• TASK DESCRIPTION
Reproduce all of the data word for word.

• ENTRIES SUPPLIED
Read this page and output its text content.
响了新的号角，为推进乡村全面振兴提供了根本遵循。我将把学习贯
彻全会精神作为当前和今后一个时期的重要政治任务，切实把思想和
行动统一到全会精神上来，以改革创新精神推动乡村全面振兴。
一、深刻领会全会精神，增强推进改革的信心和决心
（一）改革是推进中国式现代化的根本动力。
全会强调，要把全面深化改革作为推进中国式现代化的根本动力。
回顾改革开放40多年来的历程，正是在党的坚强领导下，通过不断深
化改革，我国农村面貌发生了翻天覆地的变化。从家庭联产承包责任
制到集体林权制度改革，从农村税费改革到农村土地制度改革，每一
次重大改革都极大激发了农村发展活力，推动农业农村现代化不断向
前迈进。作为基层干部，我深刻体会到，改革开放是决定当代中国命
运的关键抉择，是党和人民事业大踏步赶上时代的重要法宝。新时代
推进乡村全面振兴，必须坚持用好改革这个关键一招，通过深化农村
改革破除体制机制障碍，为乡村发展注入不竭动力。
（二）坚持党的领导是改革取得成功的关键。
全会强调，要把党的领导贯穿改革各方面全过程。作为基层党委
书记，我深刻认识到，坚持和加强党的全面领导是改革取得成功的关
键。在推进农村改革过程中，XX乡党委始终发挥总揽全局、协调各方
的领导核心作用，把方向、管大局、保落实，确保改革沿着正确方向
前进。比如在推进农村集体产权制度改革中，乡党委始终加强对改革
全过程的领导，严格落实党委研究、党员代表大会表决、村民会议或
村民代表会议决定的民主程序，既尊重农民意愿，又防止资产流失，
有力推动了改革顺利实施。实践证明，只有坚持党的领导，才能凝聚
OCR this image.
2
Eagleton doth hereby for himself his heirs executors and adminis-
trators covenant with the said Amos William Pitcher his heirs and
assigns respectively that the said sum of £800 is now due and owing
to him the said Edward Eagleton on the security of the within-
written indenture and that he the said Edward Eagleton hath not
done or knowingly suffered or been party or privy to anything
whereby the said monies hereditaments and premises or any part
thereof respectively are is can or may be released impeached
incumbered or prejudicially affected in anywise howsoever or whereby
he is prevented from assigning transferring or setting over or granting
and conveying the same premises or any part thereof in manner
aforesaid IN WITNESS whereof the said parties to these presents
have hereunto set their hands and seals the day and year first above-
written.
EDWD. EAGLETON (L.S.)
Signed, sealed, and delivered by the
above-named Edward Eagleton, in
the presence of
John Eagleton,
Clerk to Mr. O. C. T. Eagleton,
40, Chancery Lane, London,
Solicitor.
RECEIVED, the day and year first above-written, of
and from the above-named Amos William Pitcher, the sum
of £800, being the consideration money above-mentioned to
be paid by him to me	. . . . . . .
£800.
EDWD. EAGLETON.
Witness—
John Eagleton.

• OUTPUT FOR THIS EXERCISE
Read this page and output its text content.
响了新的号角，为推进乡村全面振兴提供了根本遵循。我将把学习贯
彻全会精神作为当前和今后一个时期的重要政治任务，切实把思想和
行动统一到全会精神上来，以改革创新精神推动乡村全面振兴。
一、深刻领会全会精神，增强推进改革的信心和决心
（一）改革是推进中国式现代化的根本动力。
全会强调，要把全面深化改革作为推进中国式现代化的根本动力。
回顾改革开放40多年来的历程，正是在党的坚强领导下，通过不断深
化改革，我国农村面貌发生了翻天覆地的变化。从家庭联产承包责任
制到集体林权制度改革，从农村税费改革到农村土地制度改革，每一
次重大改革都极大激发了农村发展活力，推动农业农村现代化不断向
前迈进。作为基层干部，我深刻体会到，改革开放是决定当代中国命
运的关键抉择，是党和人民事业大踏步赶上时代的重要法宝。新时代
推进乡村全面振兴，必须坚持用好改革这个关键一招，通过深化农村
改革破除体制机制障碍，为乡村发展注入不竭动力。
（二）坚持党的领导是改革取得成功的关键。
全会强调，要把党的领导贯穿改革各方面全过程。作为基层党委
书记，我深刻认识到，坚持和加强党的全面领导是改革取得成功的关
键。在推进农村改革过程中，XX乡党委始终发挥总揽全局、协调各方
的领导核心作用，把方向、管大局、保落实，确保改革沿着正确方向
前进。比如在推进农村集体产权制度改革中，乡党委始终加强对改革
全过程的领导，严格落实党委研究、党员代表大会表决、村民会议或
村民代表会议决定的民主程序，既尊重农民意愿，又防止资产流失，
有力推动了改革顺利实施。实践证明，只有坚持党的领导，才能凝聚
OCR this image.
2
Eagleton doth hereby for himself his heirs executors and adminis-
trators covenant with the said Amos William Pitcher his heirs and
assigns respectively that the said sum of £800 is now due and owing
to him the said Edward Eagleton on the security of the within-
written indenture and that he the said Edward Eagleton hath not
done or knowingly suffered or been party or privy to anything
whereby the said monies hereditaments and premises or any part
thereof respectively are is can or may be released impeached
incumbered or prejudicially affected in anywise howsoever or whereby
he is prevented from assigning transferring or setting over or granting
and conveying the same premises or any part thereof in manner
aforesaid IN WITNESS whereof the said parties to these presents
have hereunto set their hands and seals the day and year first above-
written.
EDWD. EAGLETON (L.S.)
Signed, sealed, and delivered by the
above-named Edward Eagleton, in
the presence of
John Eagleton,
Clerk to Mr. O. C. T. Eagleton,
40, Chancery Lane, London,
Solicitor.
RECEIVED, the day and year first above-written, of
and from the above-named Amos William Pitcher, the sum
of £800, being the consideration money above-mentioned to
be paid by him to me	. . . . . . .
£800.
EDWD. EAGLETON.
Witness—
John Eagleton.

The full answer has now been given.